Stored records
________________
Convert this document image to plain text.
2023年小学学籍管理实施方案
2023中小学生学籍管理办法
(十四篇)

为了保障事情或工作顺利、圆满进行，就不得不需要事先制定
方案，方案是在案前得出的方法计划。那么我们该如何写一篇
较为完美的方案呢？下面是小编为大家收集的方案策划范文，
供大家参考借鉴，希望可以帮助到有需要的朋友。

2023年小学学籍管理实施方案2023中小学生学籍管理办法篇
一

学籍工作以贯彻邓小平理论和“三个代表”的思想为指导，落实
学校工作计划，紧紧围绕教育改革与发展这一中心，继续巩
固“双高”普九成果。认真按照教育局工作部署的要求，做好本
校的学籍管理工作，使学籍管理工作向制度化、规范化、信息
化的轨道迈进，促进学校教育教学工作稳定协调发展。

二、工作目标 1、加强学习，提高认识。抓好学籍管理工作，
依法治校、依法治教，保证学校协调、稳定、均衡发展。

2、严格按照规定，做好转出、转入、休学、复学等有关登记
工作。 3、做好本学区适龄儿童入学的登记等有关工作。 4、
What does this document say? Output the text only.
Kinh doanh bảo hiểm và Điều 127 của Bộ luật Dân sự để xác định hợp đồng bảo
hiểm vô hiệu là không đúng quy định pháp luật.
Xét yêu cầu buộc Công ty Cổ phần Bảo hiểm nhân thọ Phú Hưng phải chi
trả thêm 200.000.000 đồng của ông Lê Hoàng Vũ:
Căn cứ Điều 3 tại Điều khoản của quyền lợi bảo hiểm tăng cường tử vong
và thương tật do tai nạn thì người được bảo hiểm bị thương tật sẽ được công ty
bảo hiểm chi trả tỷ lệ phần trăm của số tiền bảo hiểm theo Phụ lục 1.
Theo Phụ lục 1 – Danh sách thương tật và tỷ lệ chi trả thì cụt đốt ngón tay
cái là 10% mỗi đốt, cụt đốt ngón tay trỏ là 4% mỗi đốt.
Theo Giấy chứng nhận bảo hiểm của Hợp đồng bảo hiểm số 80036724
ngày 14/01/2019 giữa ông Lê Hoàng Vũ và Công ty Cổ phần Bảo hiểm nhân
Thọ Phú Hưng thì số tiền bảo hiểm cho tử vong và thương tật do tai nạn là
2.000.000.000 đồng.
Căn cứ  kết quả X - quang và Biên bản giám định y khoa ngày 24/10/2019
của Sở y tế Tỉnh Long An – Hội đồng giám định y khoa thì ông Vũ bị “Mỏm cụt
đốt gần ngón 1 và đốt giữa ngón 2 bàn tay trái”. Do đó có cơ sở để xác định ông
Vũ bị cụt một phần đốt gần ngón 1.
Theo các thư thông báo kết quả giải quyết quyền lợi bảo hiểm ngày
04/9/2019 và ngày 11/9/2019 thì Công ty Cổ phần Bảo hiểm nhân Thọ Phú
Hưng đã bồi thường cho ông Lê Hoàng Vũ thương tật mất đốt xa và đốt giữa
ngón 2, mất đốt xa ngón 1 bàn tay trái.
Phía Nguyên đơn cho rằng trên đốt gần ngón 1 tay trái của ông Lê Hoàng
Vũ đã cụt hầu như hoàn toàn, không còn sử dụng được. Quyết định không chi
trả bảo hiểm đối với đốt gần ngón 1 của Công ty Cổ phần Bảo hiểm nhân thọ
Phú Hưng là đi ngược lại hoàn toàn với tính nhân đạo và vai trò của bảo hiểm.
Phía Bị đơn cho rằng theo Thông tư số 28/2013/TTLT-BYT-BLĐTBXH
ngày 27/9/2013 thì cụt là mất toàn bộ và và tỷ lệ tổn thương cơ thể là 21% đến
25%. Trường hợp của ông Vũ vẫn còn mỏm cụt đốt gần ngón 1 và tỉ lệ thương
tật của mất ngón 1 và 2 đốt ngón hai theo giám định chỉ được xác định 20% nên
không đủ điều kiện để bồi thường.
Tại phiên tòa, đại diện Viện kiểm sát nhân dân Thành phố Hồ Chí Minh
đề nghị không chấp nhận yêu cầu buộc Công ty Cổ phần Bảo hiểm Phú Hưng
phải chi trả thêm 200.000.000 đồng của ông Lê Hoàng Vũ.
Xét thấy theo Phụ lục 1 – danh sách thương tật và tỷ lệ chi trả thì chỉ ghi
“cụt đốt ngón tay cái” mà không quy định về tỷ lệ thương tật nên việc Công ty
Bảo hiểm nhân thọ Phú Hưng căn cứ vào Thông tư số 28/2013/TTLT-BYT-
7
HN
________________
Task statement
Each line above must be printed exactly as it appears.

Full response
Convert this document image to plain text.
2023年小学学籍管理实施方案
2023中小学生学籍管理办法
(十四篇)

为了保障事情或工作顺利、圆满进行，就不得不需要事先制定
方案，方案是在案前得出的方法计划。那么我们该如何写一篇
较为完美的方案呢？下面是小编为大家收集的方案策划范文，
供大家参考借鉴，希望可以帮助到有需要的朋友。

2023年小学学籍管理实施方案2023中小学生学籍管理办法篇
一

学籍工作以贯彻邓小平理论和“三个代表”的思想为指导，落实
学校工作计划，紧紧围绕教育改革与发展这一中心，继续巩
固“双高”普九成果。认真按照教育局工作部署的要求，做好本
校的学籍管理工作，使学籍管理工作向制度化、规范化、信息
化的轨道迈进，促进学校教育教学工作稳定协调发展。

二、工作目标 1、加强学习，提高认识。抓好学籍管理工作，
依法治校、依法治教，保证学校协调、稳定、均衡发展。

2、严格按照规定，做好转出、转入、休学、复学等有关登记
工作。 3、做好本学区适龄儿童入学的登记等有关工作。 4、
What does this document say? Output the text only.
Kinh doanh bảo hiểm và Điều 127 của Bộ luật Dân sự để xác định hợp đồng bảo
hiểm vô hiệu là không đúng quy định pháp luật.
Xét yêu cầu buộc Công ty Cổ phần Bảo hiểm nhân thọ Phú Hưng phải chi
trả thêm 200.000.000 đồng của ông Lê Hoàng Vũ:
Căn cứ Điều 3 tại Điều khoản của quyền lợi bảo hiểm tăng cường tử vong
và thương tật do tai nạn thì người được bảo hiểm bị thương tật sẽ được công ty
bảo hiểm chi trả tỷ lệ phần trăm của số tiền bảo hiểm theo Phụ lục 1.
Theo Phụ lục 1 – Danh sách thương tật và tỷ lệ chi trả thì cụt đốt ngón tay
cái là 10% mỗi đốt, cụt đốt ngón tay trỏ là 4% mỗi đốt.
Theo Giấy chứng nhận bảo hiểm của Hợp đồng bảo hiểm số 80036724
ngày 14/01/2019 giữa ông Lê Hoàng Vũ và Công ty Cổ phần Bảo hiểm nhân
Thọ Phú Hưng thì số tiền bảo hiểm cho tử vong và thương tật do tai nạn là
2.000.000.000 đồng.
Căn cứ  kết quả X - quang và Biên bản giám định y khoa ngày 24/10/2019
của Sở y tế Tỉnh Long An – Hội đồng giám định y khoa thì ông Vũ bị “Mỏm cụt
đốt gần ngón 1 và đốt giữa ngón 2 bàn tay trái”. Do đó có cơ sở để xác định ông
Vũ bị cụt một phần đốt gần ngón 1.
Theo các thư thông báo kết quả giải quyết quyền lợi bảo hiểm ngày
04/9/2019 và ngày 11/9/2019 thì Công ty Cổ phần Bảo hiểm nhân Thọ Phú
Hưng đã bồi thường cho ông Lê Hoàng Vũ thương tật mất đốt xa và đốt giữa
ngón 2, mất đốt xa ngón 1 bàn tay trái.
Phía Nguyên đơn cho rằng trên đốt gần ngón 1 tay trái của ông Lê Hoàng
Vũ đã cụt hầu như hoàn toàn, không còn sử dụng được. Quyết định không chi
trả bảo hiểm đối với đốt gần ngón 1 của Công ty Cổ phần Bảo hiểm nhân thọ
Phú Hưng là đi ngược lại hoàn toàn với tính nhân đạo và vai trò của bảo hiểm.
Phía Bị đơn cho rằng theo Thông tư số 28/2013/TTLT-BYT-BLĐTBXH
ngày 27/9/2013 thì cụt là mất toàn bộ và và tỷ lệ tổn thương cơ thể là 21% đến
25%. Trường hợp của ông Vũ vẫn còn mỏm cụt đốt gần ngón 1 và tỉ lệ thương
tật của mất ngón 1 và 2 đốt ngón hai theo giám định chỉ được xác định 20% nên
không đủ điều kiện để bồi thường.
Tại phiên tòa, đại diện Viện kiểm sát nhân dân Thành phố Hồ Chí Minh
đề nghị không chấp nhận yêu cầu buộc Công ty Cổ phần Bảo hiểm Phú Hưng
phải chi trả thêm 200.000.000 đồng của ông Lê Hoàng Vũ.
Xét thấy theo Phụ lục 1 – danh sách thương tật và tỷ lệ chi trả thì chỉ ghi
“cụt đốt ngón tay cái” mà không quy định về tỷ lệ thương tật nên việc Công ty
Bảo hiểm nhân thọ Phú Hưng căn cứ vào Thông tư số 28/2013/TTLT-BYT-
7
HN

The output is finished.